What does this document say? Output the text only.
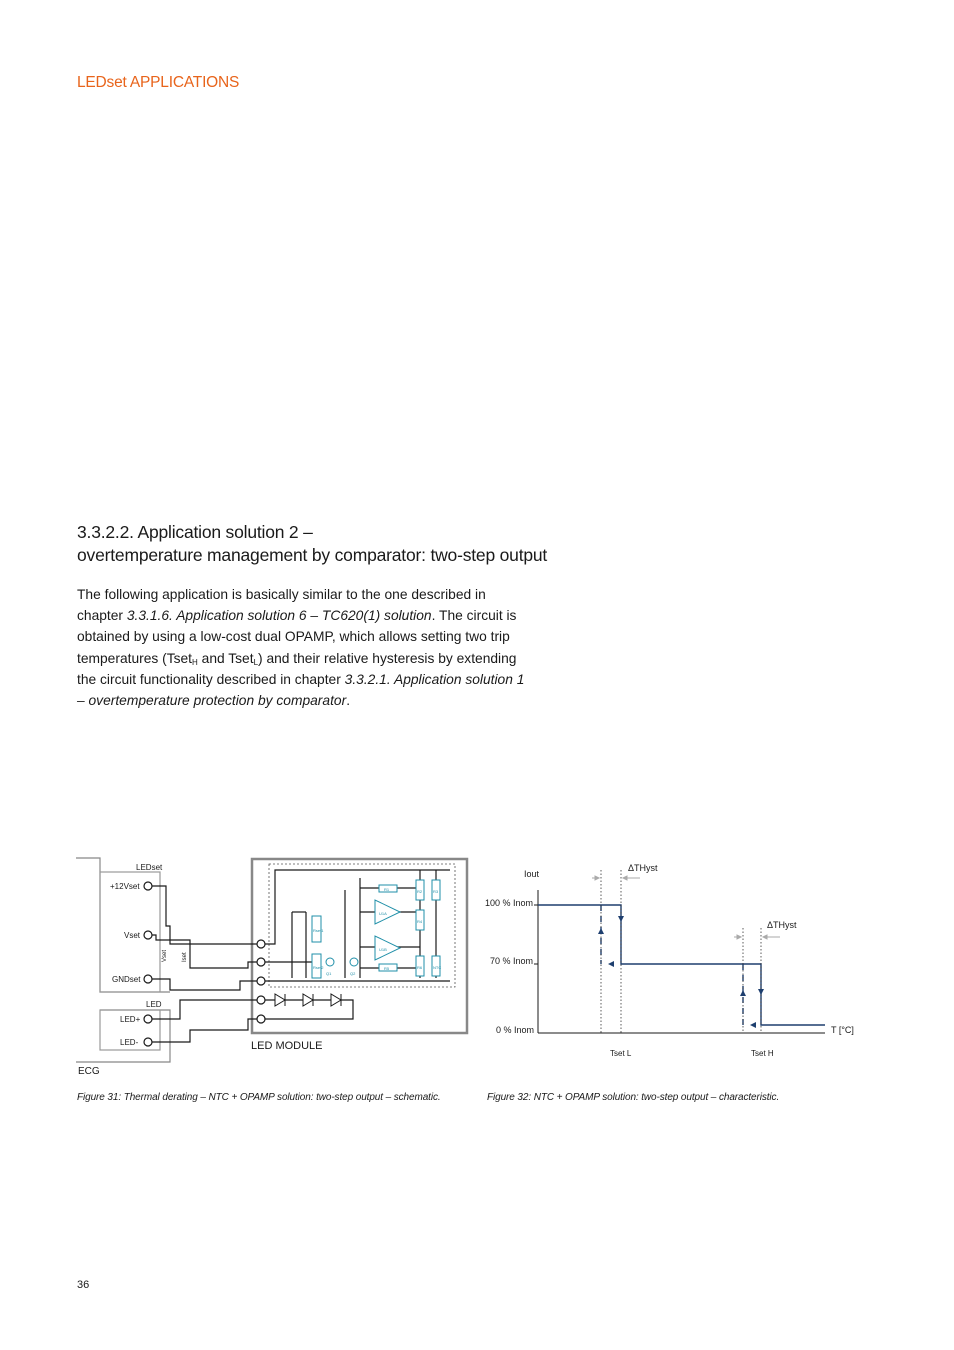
LEDset APPLICATIONS
3.3.2.2. Application solution 2 –
overtemperature management by comparator: two-step output
The following application is basically similar to the one described in chapter 3.3.1.6. Application solution 6 – TC620(1) solution. The circuit is obtained by using a low-cost dual OPAMP, which allows setting two trip temperatures (Tset$_H$ and Tset$_L$) and their relative hysteresis by extending the circuit functionality described in chapter 3.3.2.1. Application solution 1 – overtemperature protection by comparator.
LEDset
+12Vset
Vset
GNDset
LED
LED+
LED-
Vset Iset
ECG
LED MODULE
R1	R2	R3
R4
R5	R6	NTC
U1A
U1B
Rset1
Rset2
Q1	Q2
Iout
100 % Inom
70 % Inom
0 % Inom	T [°C]
Tset L	Tset H
ΔTHyst
ΔTHyst
Figure 31: Thermal derating – NTC + OPAMP solution: two-step output – schematic.	Figure 32: NTC + OPAMP solution: two-step output – characteristic.
36
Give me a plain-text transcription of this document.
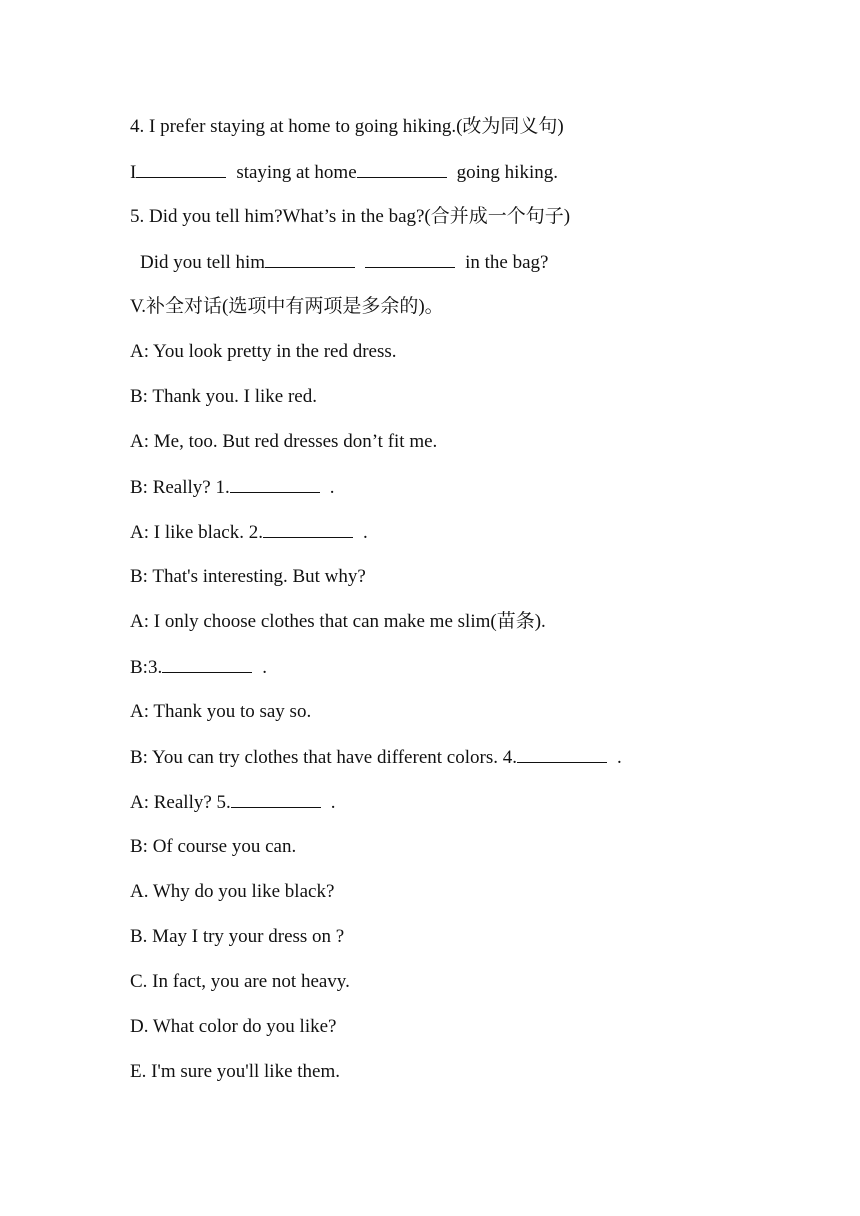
4. I prefer staying at home to going hiking.(改为同义句)
I	staying at home	going hiking.
5. Did you tell him?What’s in the bag?(合并成一个句子)
Did you tell him	in the bag?
V.补全对话(选项中有两项是多余的)。
A: You look pretty in the red dress.
B: Thank you. I like red.
A: Me, too. But red dresses don’t fit me.
B: Really? 1.	.
A: I like black. 2.	.
B: That's interesting. But why?
A: I only choose clothes that can make me slim(苗条).
B:3.	.
A: Thank you to say so.
B: You can try clothes that have different colors. 4.	.
A: Really? 5.	.
B: Of course you can.
A. Why do you like black?
B. May I try your dress on ?
C. In fact, you are not heavy.
D. What color do you like?
E. I'm sure you'll like them.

•••••

**Goal:** Write out the listing above exactly as it stands, pictures excluded.

**Answer in full:**
What does this document say? Output the text only.
LEDset APPLICATIONS
3.3.2.2. Application solution 2 –
overtemperature management by comparator: two-step output
The following application is basically similar to the one described in chapter 3.3.1.6. Application solution 6 – TC620(1) solution. The circuit is obtained by using a low-cost dual OPAMP, which allows setting two trip temperatures (Tset$_H$ and Tset$_L$) and their relative hysteresis by extending the circuit functionality described in chapter 3.3.2.1. Application solution 1 – overtemperature protection by comparator.
LEDset
+12Vset
Vset
GNDset
LED
LED+
LED-
Vset Iset
ECG
LED MODULE
R1	R2	R3
R4
R5	R6	NTC
U1A
U1B
Rset1
Rset2
Q1	Q2
Iout
100 % Inom
70 % Inom
0 % Inom	T [°C]
Tset L	Tset H
ΔTHyst
ΔTHyst
Figure 31: Thermal derating – NTC + OPAMP solution: two-step output – schematic.	Figure 32: NTC + OPAMP solution: two-step output – characteristic.
36
Give me a plain-text transcription of this document.
4. I prefer staying at home to going hiking.(改为同义句)
I	staying at home	going hiking.
5. Did you tell him?What’s in the bag?(合并成一个句子)
Did you tell him	in the bag?
V.补全对话(选项中有两项是多余的)。
A: You look pretty in the red dress.
B: Thank you. I like red.
A: Me, too. But red dresses don’t fit me.
B: Really? 1.	.
A: I like black. 2.	.
B: That's interesting. But why?
A: I only choose clothes that can make me slim(苗条).
B:3.	.
A: Thank you to say so.
B: You can try clothes that have different colors. 4.	.
A: Really? 5.	.
B: Of course you can.
A. Why do you like black?
B. May I try your dress on ?
C. In fact, you are not heavy.
D. What color do you like?
E. I'm sure you'll like them.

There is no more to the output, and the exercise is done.